**What is asked**
Find the number of lines containing the string "Gaza" in the data. Answer with the number by itself.

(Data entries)
————————
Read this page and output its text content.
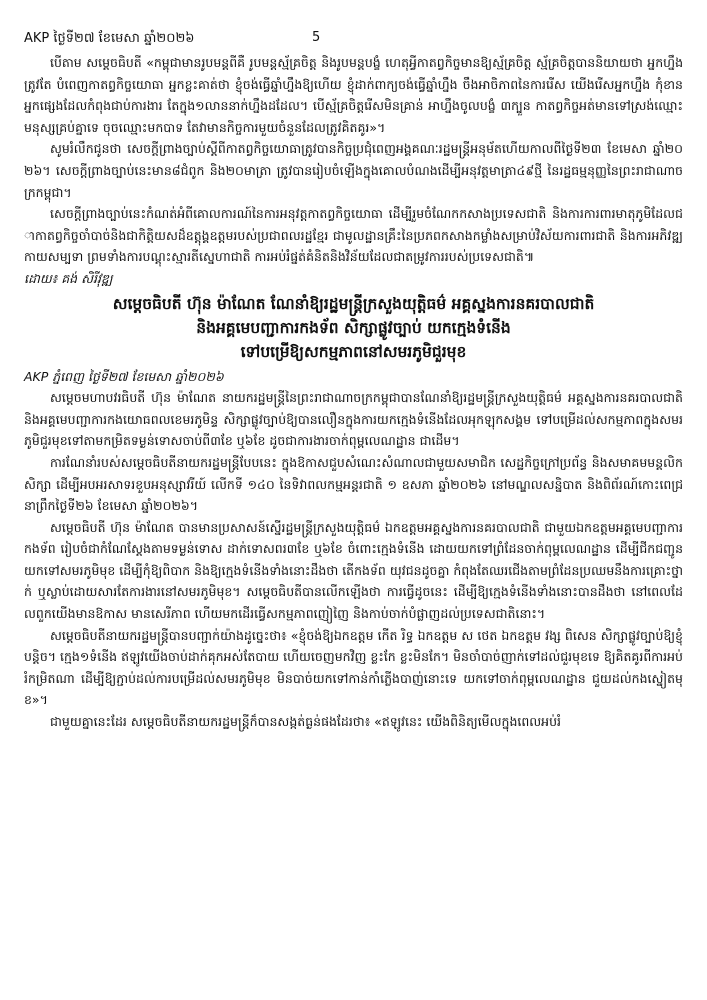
AKP ថ្ងៃទី២៧ ខែមេសា ឆ្នាំ២០២៦	5

បើតាម សម្តេចធិបតី «កម្ពុជាមានរូបមន្តពីគឺ រូបមន្តស្ម័គ្រចិត្ត និងរូបមន្តបង្ខំ ហេតុអ្វីកាតព្វកិច្ចមានឱ្យស្ម័គ្រចិត្ត ស្ម័គ្រចិត្តបាននិយាយថា អ្នកហ្នឹងត្រូវតែ បំពេញកាតព្វកិច្ចយោធា អ្នកខ្លះគាត់ថា ខ្ញុំចង់ធ្វើឆ្នាំហ្នឹងឱ្យហើយ ខ្ញុំដាក់ពាក្យចង់ធ្វើឆ្នាំហ្នឹង ចឹងអាចិភាពនៃការរើស យើងរើសអ្នកហ្នឹង កុំខានអ្នកផ្សេងដែលកំពុងជាប់ការងារ តែក្នុង១លាននាក់ហ្នឹងដដែល។ បើស្ម័គ្រចិត្តរើសមិនគ្រាន់ អាហ្នឹងចូលបង្ខំ ៣ក្បួន កាតព្វកិច្ចអត់មានទៅស្រង់ឈ្មោះមនុស្សគ្រប់គ្នាទេ ចុចឈ្មោះមកបាទ តែវាមានកិច្ចការមួយចំនួនដែលត្រូវគិតគូរ»។

សូមរំលឹកជូនថា សេចក្តីព្រាងច្បាប់ស្តីពីកាតព្វកិច្ចយោធាត្រូវបានកិច្ចប្រជុំពេញអង្គគណៈរដ្ឋមន្ត្រីអនុម័តហើយកាលពីថ្ងៃទី២៣ ខែមេសា ឆ្នាំ២០២៦។ សេចក្តីព្រាងច្បាប់នេះមាន៨ជំពូក និង២០មាត្រា ត្រូវបានរៀបចំឡើងក្នុងគោលបំណងដើម្បីអនុវត្តមាត្រា៤៩ថ្មី នៃរដ្ឋធម្មនុញ្ញនៃព្រះរាជាណាចក្រកម្ពុជា។

សេចក្តីព្រាងច្បាប់នេះកំណត់អំពីគោលការណ៍នៃការអនុវត្តកាតព្វកិច្ចយោធា ដើម្បីរួមចំណែកកសាងប្រទេសជាតិ និងការការពារមាតុភូមិដែលជាកាតព្វកិច្ចចាំបាច់និងជាកិត្តិយសដ៏ឧត្តុង្គឧត្តមរបស់ប្រជាពលរដ្ឋខ្មែរ ជាមូលដ្ឋានគ្រឹះនៃប្រភពកសាងកម្លាំងសម្រាប់វិស័យការពារជាតិ និងការអភិវឌ្ឍកាយសម្បទា ព្រមទាំងការបណ្តុះស្មារតីស្នេហាជាតិ ការអប់រំផ្នត់គំនិតនិងវិន័យដែលជាតម្រូវការរបស់ប្រទេសជាតិ៕

ដោយ៖ គង់ សិរីវុឌ្ឍ

សម្តេចធិបតី ហ៊ុន ម៉ាណែត ណែនាំឱ្យរដ្ឋមន្ត្រីក្រសួងយុត្តិធម៌ អគ្គស្នងការនគរបាលជាតិ
និងអគ្គមេបញ្ជាការកងទ័ព សិក្សាផ្លូវច្បាប់ យកក្មេងទំនើង
ទៅបម្រើឱ្យសកម្មភាពនៅសមរភូមិជួរមុខ

AKP ភ្នំពេញ ថ្ងៃទី២៧ ខែមេសា ឆ្នាំ២០២៦

សម្តេចមហាបវរធិបតី ហ៊ុន ម៉ាណែត នាយករដ្ឋមន្ត្រីនៃព្រះរាជាណាចក្រកម្ពុជាបានណែនាំឱ្យរដ្ឋមន្ត្រីក្រសួងយុត្តិធម៌ អគ្គស្នងការនគរបាលជាតិ និងអគ្គមេបញ្ជាការកងយោធពលខេមរភូមិន្ទ សិក្សាផ្លូវច្បាប់ឱ្យបានលឿនក្នុងការយកក្មេងទំនើងដែលអុកឡុកសង្គម ទៅបម្រើដល់សកម្មភាពក្នុងសមរភូមិជួរមុខទៅតាមកម្រិតទម្ងន់ទោសចាប់ពី៣ខែ ឬ៦ខែ ដូចជាការងារចាក់ពុម្ពលេណដ្ឋាន ជាដើម។

ការណែនាំរបស់សម្តេចធិបតីនាយករដ្ឋមន្ត្រីបែបនេះ ក្នុងឱកាសជួបសំណេះសំណាលជាមួយសមាជិក សេដ្ឋកិច្ចក្រៅប្រព័ន្ធ និងសមាគមមន្តលិកសិក្សា ដើម្បីអបអរសាទរខួបអនុស្សាវរីយ៍ លើកទី ១៤០ នៃទិវាពលកម្មអន្តរជាតិ ១ ឧសភា ឆ្នាំ២០២៦ នៅមណ្ឌលសន្និបាត និងពិព័រណ៍កោះពេជ្រ នាព្រឹកថ្ងៃទី២៦ ខែមេសា ឆ្នាំ២០២៦។

សម្តេចធិបតី ហ៊ុន ម៉ាណែត បានមានប្រសាសន៍ស្នើរដ្ឋមន្ត្រីក្រសួងយុត្តិធម៌ ឯកឧត្តមអគ្គស្នងការនគរបាលជាតិ ជាមួយឯកឧត្តមអគ្គមេបញ្ជាការកងទ័ព រៀបចំជាកំណែស្តែងតាមទម្ងន់ទោស ដាក់ទោសពរ៣ខែ ឬ៦ខែ ចំពោះក្មេងទំនើង ដោយយកទៅព្រំដែនចាក់ពុម្ពលេណដ្ឋាន ដើម្បីជីកជញ្ជូនយកទៅសមរភូមិមុខ ដើម្បីកុំឱ្យពិបាក និងឱ្យក្មេងទំនើងទាំងនោះដឹងថា តើកងទ័ព យុវជនដូចគ្នា កំពុងតែឈរជើងតាមព្រំដែនប្រឈមនឹងការគ្រោះថ្នាក់ ឬស្លាប់ដោយសារតែការងារនៅសមរភូមិមុខ។ សម្តេចធិបតីបានលើកឡើងថា ការធ្វើដូចនេះ ដើម្បីឱ្យក្មេងទំនើងទាំងនោះបានដឹងថា នៅពេលដែលពួកយើងមានឱកាស មានសេរីភាព ហើយមកដើរធ្វើសកម្មភាពញៀញៃ និងកាប់ចាក់បំផ្លាញដល់ប្រទេសជាតិនោះ។

សម្តេចធិបតីនាយករដ្ឋមន្ត្រីបានបញ្ជាក់យ៉ាងដូច្នេះថា៖ «ខ្ញុំចង់ឱ្យឯកឧត្តម កើត រិទ្ធ ឯកឧត្តម ស ថេត ឯកឧត្តម វង្ស ពិសេន សិក្សាផ្លូវច្បាប់ឱ្យខ្ញុំបន្តិច។ ក្មេង១ទំនើង ឥឡូវយើងចាប់ដាក់គុកអស់តែបាយ ហើយចេញមកវិញ ខ្លះកែ ខ្លះមិនកែ។ មិនចាំបាច់ញាក់ទៅដល់ជួរមុខទេ ឱ្យគិតគូរពីការអប់រំកម្រិតណា ដើម្បីឱ្យភ្ជាប់ដល់ការបម្រើដល់សមរភូមិមុខ មិនបាច់យកទៅកាន់កាំភ្លើងបាញ់នោះទេ យកទៅចាក់ពុម្ពលេណដ្ឋាន ជួយដល់កងស្នៀតមុខ»។

ជាមួយគ្នានេះដែរ សម្តេចធិបតីនាយករដ្ឋមន្ត្រីក៏បានសង្កត់ធ្ងន់ផងដែរថា៖ «ឥឡូវនេះ យើងពិនិត្យមើលក្នុងពេលអប់រំ
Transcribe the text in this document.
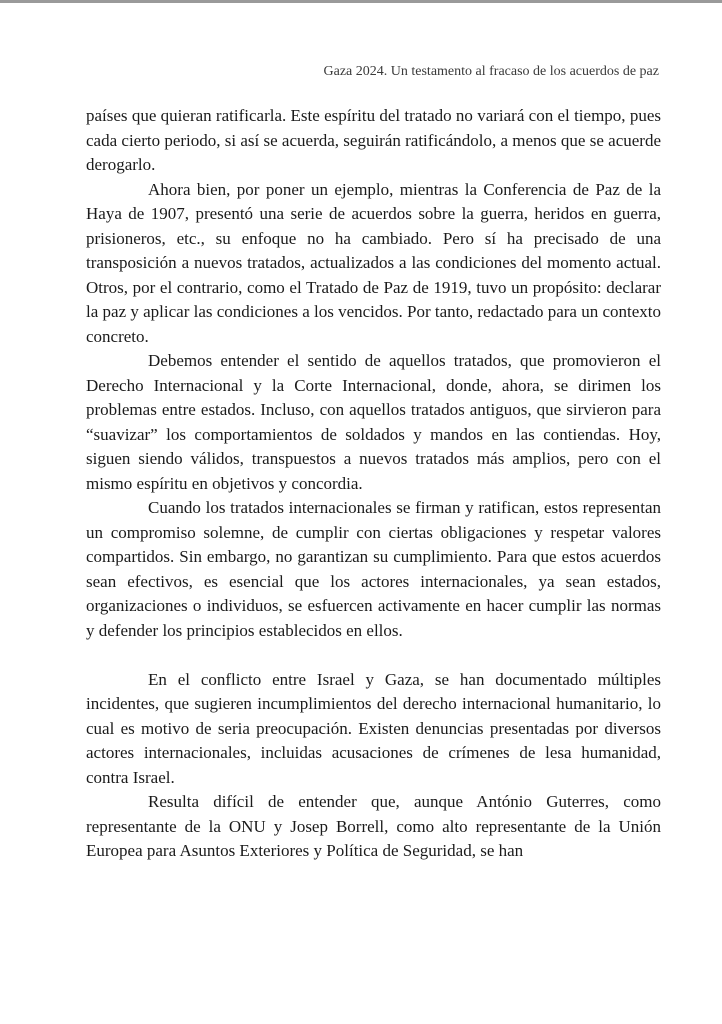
Gaza 2024. Un testamento al fracaso de los acuerdos de paz

países que quieran ratificarla. Este espíritu del tratado no variará con el tiempo, pues cada cierto periodo, si así se acuerda, seguirán ratificándolo, a menos que se acuerde derogarlo.

Ahora bien, por poner un ejemplo, mientras la Conferencia de Paz de la Haya de 1907, presentó una serie de acuerdos sobre la guerra, heridos en guerra, prisioneros, etc., su enfoque no ha cambiado. Pero sí ha precisado de una transposición a nuevos tratados, actualizados a las condiciones del momento actual. Otros, por el contrario, como el Tratado de Paz de 1919, tuvo un propósito: declarar la paz y aplicar las condiciones a los vencidos. Por tanto, redactado para un contexto concreto.

Debemos entender el sentido de aquellos tratados, que promovieron el Derecho Internacional y la Corte Internacional, donde, ahora, se dirimen los problemas entre estados. Incluso, con aquellos tratados antiguos, que sirvieron para “suavizar” los comportamientos de soldados y mandos en las contiendas. Hoy, siguen siendo válidos, transpuestos a nuevos tratados más amplios, pero con el mismo espíritu en objetivos y concordia.

Cuando los tratados internacionales se firman y ratifican, estos representan un compromiso solemne, de cumplir con ciertas obligaciones y respetar valores compartidos. Sin embargo, no garantizan su cumplimiento. Para que estos acuerdos sean efectivos, es esencial que los actores internacionales, ya sean estados, organizaciones o individuos, se esfuercen activamente en hacer cumplir las normas y defender los principios establecidos en ellos.

En el conflicto entre Israel y Gaza, se han documentado múltiples incidentes, que sugieren incumplimientos del derecho internacional humanitario, lo cual es motivo de seria preocupación. Existen denuncias presentadas por diversos actores internacionales, incluidas acusaciones de crímenes de lesa humanidad, contra Israel.

Resulta difícil de entender que, aunque António Guterres, como representante de la ONU y Josep Borrell, como alto representante de la Unión Europea para Asuntos Exteriores y Política de Seguridad, se han
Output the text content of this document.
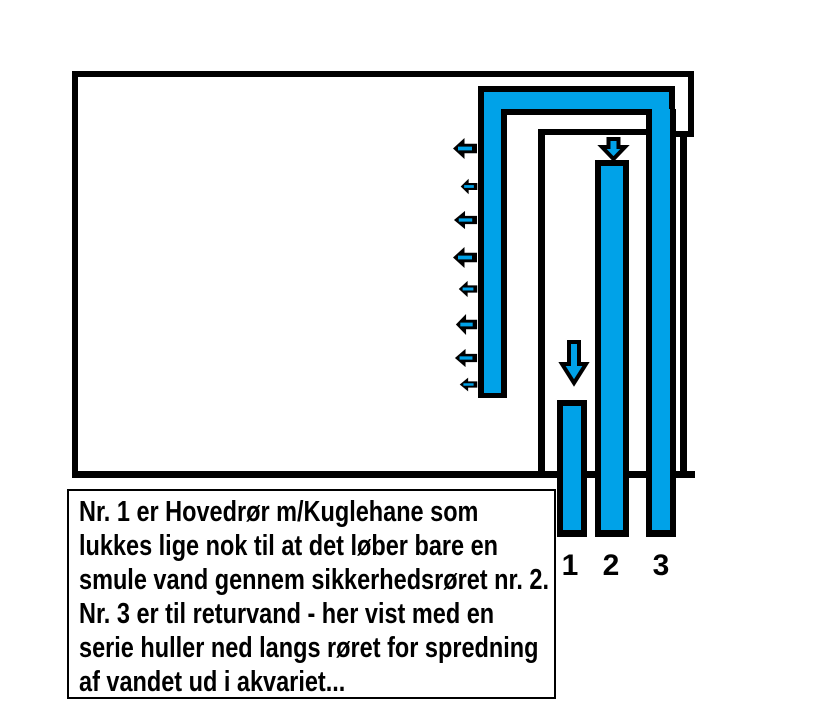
1 2	3
Nr. 1 er Hovedrør m/Kuglehane som
lukkes lige nok til at det løber bare en
smule vand gennem sikkerhedsrøret nr. 2.
Nr. 3 er til returvand - her vist med en
serie huller ned langs røret for spredning
af vandet ud i akvariet...
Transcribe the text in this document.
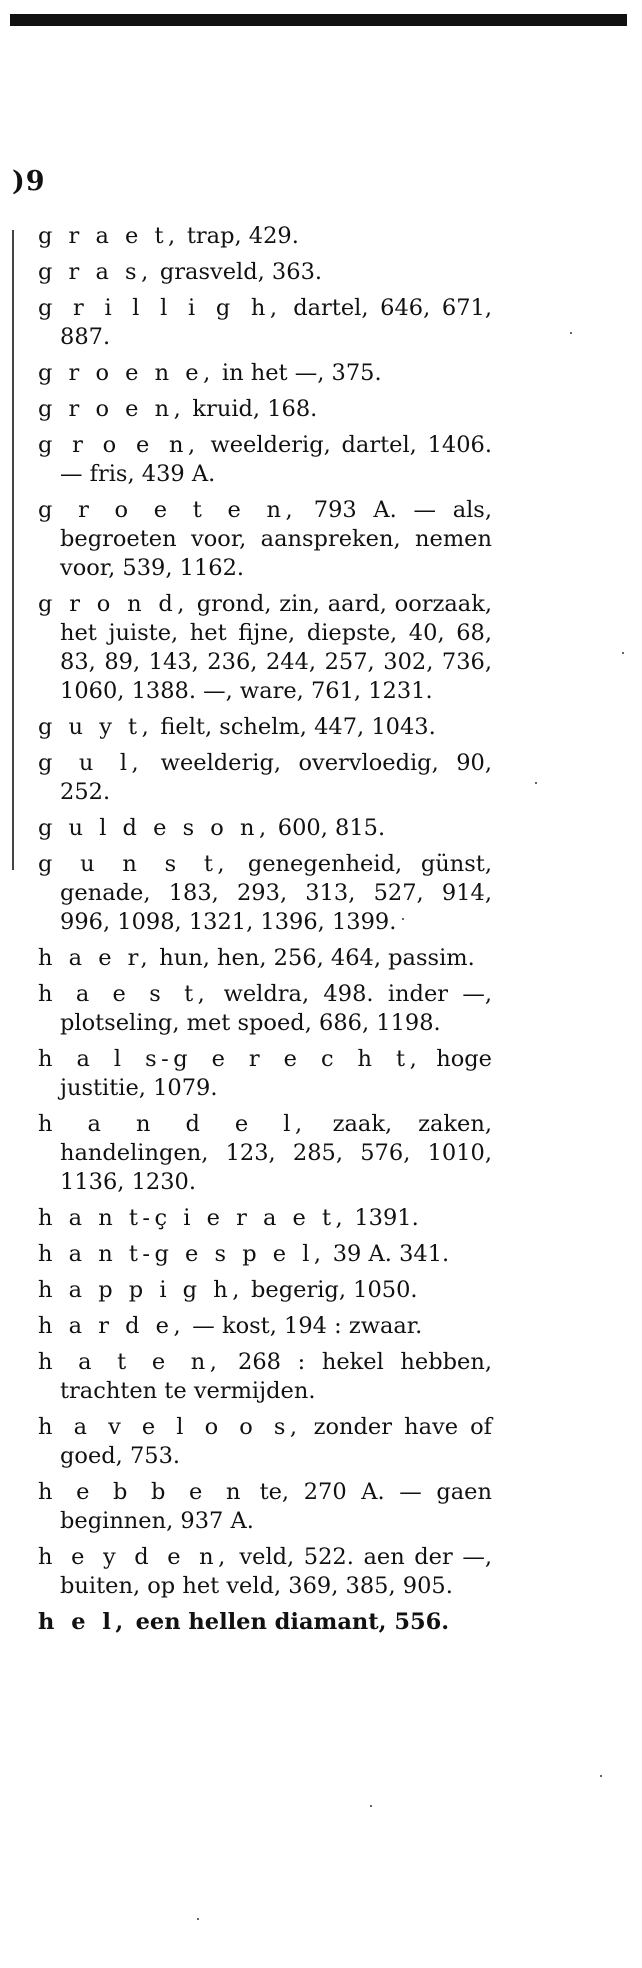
)9
g r a e t, trap, 429.
g r a s, grasveld, 363.
g r i l l i g h, dartel, 646, 671, 887.
g r o e n e, in het —, 375.
g r o e n, kruid, 168.
g r o e n, weelderig, dartel, 1406. — fris, 439 A.
g r o e t e n, 793 A. — als, begroeten voor, aanspreken, nemen voor, 539, 1162.
g r o n d, grond, zin, aard, oorzaak, het juiste, het fijne, diepste, 40, 68, 83, 89, 143, 236, 244, 257, 302, 736, 1060, 1388. —, ware, 761, 1231.
g u y t, fielt, schelm, 447, 1043.
g u l, weelderig, overvloedig, 90, 252.
g u l d e s o n, 600, 815.
g u n s t, genegenheid, günst, genade, 183, 293, 313, 527, 914, 996, 1098, 1321, 1396, 1399.
h a e r, hun, hen, 256, 464, passim.
h a e s t, weldra, 498. inder —, plotseling, met spoed, 686, 1198.
h a l s-g e r e c h t, hoge justitie, 1079.
h a n d e l, zaak, zaken, handelingen, 123, 285, 576, 1010, 1136, 1230.
h a n t-ç i e r a e t, 1391.
h a n t-g e s p e l, 39 A. 341.
h a p p i g h, begerig, 1050.
h a r d e, — kost, 194 : zwaar.
h a t e n, 268 : hekel hebben, trachten te vermijden.
h a v e l o o s, zonder have of goed, 753.
h e b b e n te, 270 A. — gaen beginnen, 937 A.
h e y d e n, veld, 522. aen der —, buiten, op het veld, 369, 385, 905.
h e l, een hellen diamant, 556.
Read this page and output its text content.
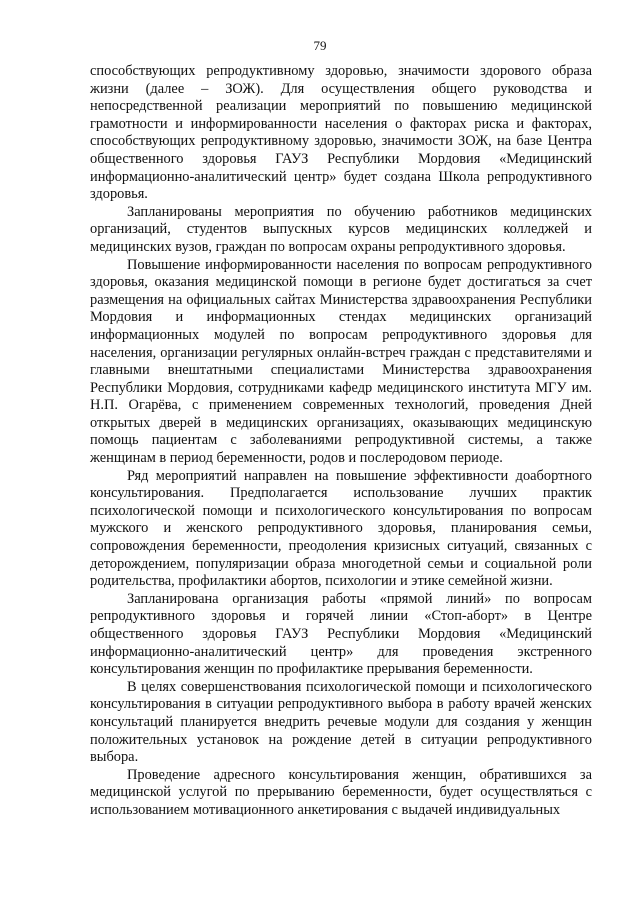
79

способствующих репродуктивному здоровью, значимости здорового образа жизни (далее – ЗОЖ). Для осуществления общего руководства и непосредственной реализации мероприятий по повышению медицинской грамотности и информированности населения о факторах риска и факторах, способствующих репродуктивному здоровью, значимости ЗОЖ, на базе Центра общественного здоровья ГАУЗ Республики Мордовия «Медицинский информационно-аналитический центр» будет создана Школа репродуктивного здоровья.

Запланированы мероприятия по обучению работников медицинских организаций, студентов выпускных курсов медицинских колледжей и медицинских вузов, граждан по вопросам охраны репродуктивного здоровья.

Повышение информированности населения по вопросам репродуктивного здоровья, оказания медицинской помощи в регионе будет достигаться за счет размещения на официальных сайтах Министерства здравоохранения Республики Мордовия и информационных стендах медицинских организаций информационных модулей по вопросам репродуктивного здоровья для населения, организации регулярных онлайн-встреч граждан с представителями и главными внештатными специалистами Министерства здравоохранения Республики Мордовия, сотрудниками кафедр медицинского института МГУ им. Н.П. Огарёва, с применением современных технологий, проведения Дней открытых дверей в медицинских организациях, оказывающих медицинскую помощь пациентам с заболеваниями репродуктивной системы, а также женщинам в период беременности, родов и послеродовом периоде.

Ряд мероприятий направлен на повышение эффективности доабортного консультирования. Предполагается использование лучших практик психологической помощи и психологического консультирования по вопросам мужского и женского репродуктивного здоровья, планирования семьи, сопровождения беременности, преодоления кризисных ситуаций, связанных с деторождением, популяризации образа многодетной семьи и социальной роли родительства, профилактики абортов, психологии и этике семейной жизни.

Запланирована организация работы «прямой линий» по вопросам репродуктивного здоровья и горячей линии «Стоп-аборт» в Центре общественного здоровья ГАУЗ Республики Мордовия «Медицинский информационно-аналитический центр» для проведения экстренного консультирования женщин по профилактике прерывания беременности.

В целях совершенствования психологической помощи и психологического консультирования в ситуации репродуктивного выбора в работу врачей женских консультаций планируется внедрить речевые модули для создания у женщин положительных установок на рождение детей в ситуации репродуктивного выбора.

Проведение адресного консультирования женщин, обратившихся за медицинской услугой по прерыванию беременности, будет осуществляться с использованием мотивационного анкетирования с выдачей индивидуальных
————————
**Reply**
2